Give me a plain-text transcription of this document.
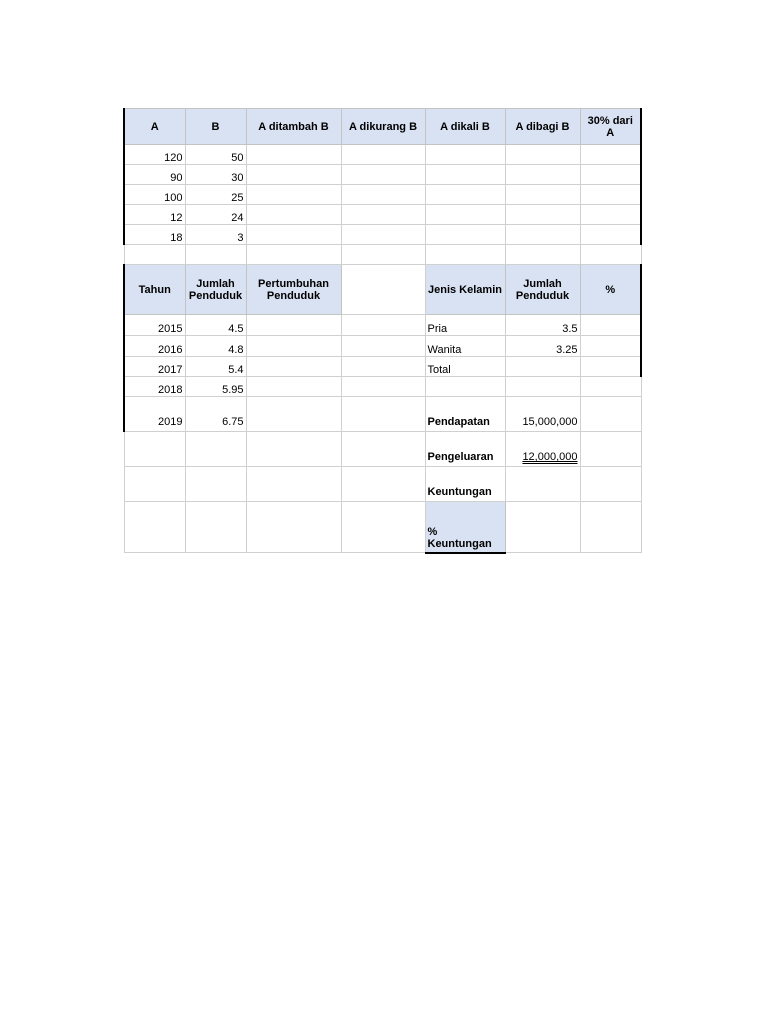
A	B	A ditambah B	A dikurang B	A dikali B	A dibagi B	30% dari A
120	50					
90	30					
100	25					
12	24					
18	3					

Tahun	Jumlah Penduduk	Pertumbuhan Penduduk		Jenis Kelamin	Jumlah Penduduk	%
2015	4.5			Pria	3.5	
2016	4.8			Wanita	3.25	
2017	5.4			Total		
2018	5.95					
2019	6.75			Pendapatan	15,000,000	
				Pengeluaran	12,000,000	
				Keuntungan		
				% Keuntungan		
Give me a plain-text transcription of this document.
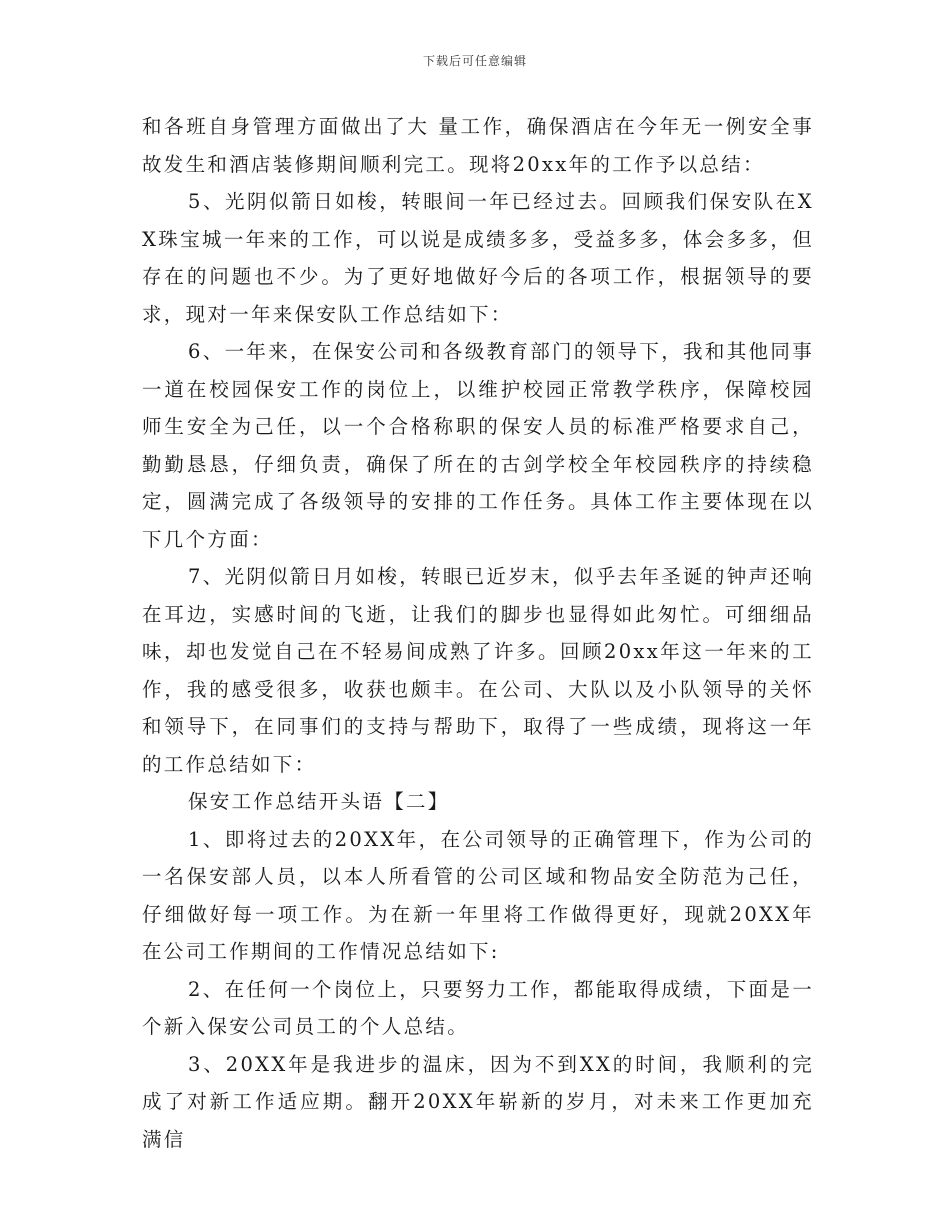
下载后可任意编辑

和各班自身管理方面做出了大 量工作，确保酒店在今年无一例安全事故发生和酒店装修期间顺利完工。现将20xx年的工作予以总结：

5、光阴似箭日如梭，转眼间一年已经过去。回顾我们保安队在XX珠宝城一年来的工作，可以说是成绩多多，受益多多，体会多多，但存在的问题也不少。为了更好地做好今后的各项工作，根据领导的要求，现对一年来保安队工作总结如下：

6、一年来，在保安公司和各级教育部门的领导下，我和其他同事一道在校园保安工作的岗位上，以维护校园正常教学秩序，保障校园师生安全为己任，以一个合格称职的保安人员的标准严格要求自己，勤勤恳恳，仔细负责，确保了所在的古剑学校全年校园秩序的持续稳定，圆满完成了各级领导的安排的工作任务。具体工作主要体现在以下几个方面：

7、光阴似箭日月如梭，转眼已近岁末，似乎去年圣诞的钟声还响在耳边，实感时间的飞逝，让我们的脚步也显得如此匆忙。可细细品味，却也发觉自己在不轻易间成熟了许多。回顾20xx年这一年来的工作，我的感受很多，收获也颇丰。在公司、大队以及小队领导的关怀和领导下，在同事们的支持与帮助下，取得了一些成绩，现将这一年的工作总结如下：

保安工作总结开头语【二】

1、即将过去的20XX年，在公司领导的正确管理下，作为公司的一名保安部人员，以本人所看管的公司区域和物品安全防范为己任，仔细做好每一项工作。为在新一年里将工作做得更好，现就20XX年在公司工作期间的工作情况总结如下:

2、在任何一个岗位上，只要努力工作，都能取得成绩，下面是一个新入保安公司员工的个人总结。

3、20XX年是我进步的温床，因为不到XX的时间，我顺利的完成了对新工作适应期。翻开20XX年崭新的岁月，对未来工作更加充满信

•••

■ **GIVEN TASK**: Transcribe the full listing character for character. Pictures are excluded.

■ **RESULT FOR THIS EXERCISE**:
Give me a plain-text transcription of this document.
A	B	A ditambah B	A dikurang B	A dikali B	A dibagi B	30% dari A
120	50					
90	30					
100	25					
12	24					
18	3					

Tahun	Jumlah Penduduk	Pertumbuhan Penduduk		Jenis Kelamin	Jumlah Penduduk	%
2015	4.5			Pria	3.5	
2016	4.8			Wanita	3.25	
2017	5.4			Total		
2018	5.95					
2019	6.75			Pendapatan	15,000,000	
				Pengeluaran	12,000,000	
				Keuntungan		
				% Keuntungan		
Give me a plain-text transcription of this document.
下载后可任意编辑

和各班自身管理方面做出了大 量工作，确保酒店在今年无一例安全事故发生和酒店装修期间顺利完工。现将20xx年的工作予以总结：

5、光阴似箭日如梭，转眼间一年已经过去。回顾我们保安队在XX珠宝城一年来的工作，可以说是成绩多多，受益多多，体会多多，但存在的问题也不少。为了更好地做好今后的各项工作，根据领导的要求，现对一年来保安队工作总结如下：

6、一年来，在保安公司和各级教育部门的领导下，我和其他同事一道在校园保安工作的岗位上，以维护校园正常教学秩序，保障校园师生安全为己任，以一个合格称职的保安人员的标准严格要求自己，勤勤恳恳，仔细负责，确保了所在的古剑学校全年校园秩序的持续稳定，圆满完成了各级领导的安排的工作任务。具体工作主要体现在以下几个方面：

7、光阴似箭日月如梭，转眼已近岁末，似乎去年圣诞的钟声还响在耳边，实感时间的飞逝，让我们的脚步也显得如此匆忙。可细细品味，却也发觉自己在不轻易间成熟了许多。回顾20xx年这一年来的工作，我的感受很多，收获也颇丰。在公司、大队以及小队领导的关怀和领导下，在同事们的支持与帮助下，取得了一些成绩，现将这一年的工作总结如下：

保安工作总结开头语【二】

1、即将过去的20XX年，在公司领导的正确管理下，作为公司的一名保安部人员，以本人所看管的公司区域和物品安全防范为己任，仔细做好每一项工作。为在新一年里将工作做得更好，现就20XX年在公司工作期间的工作情况总结如下:

2、在任何一个岗位上，只要努力工作，都能取得成绩，下面是一个新入保安公司员工的个人总结。

3、20XX年是我进步的温床，因为不到XX的时间，我顺利的完成了对新工作适应期。翻开20XX年崭新的岁月，对未来工作更加充满信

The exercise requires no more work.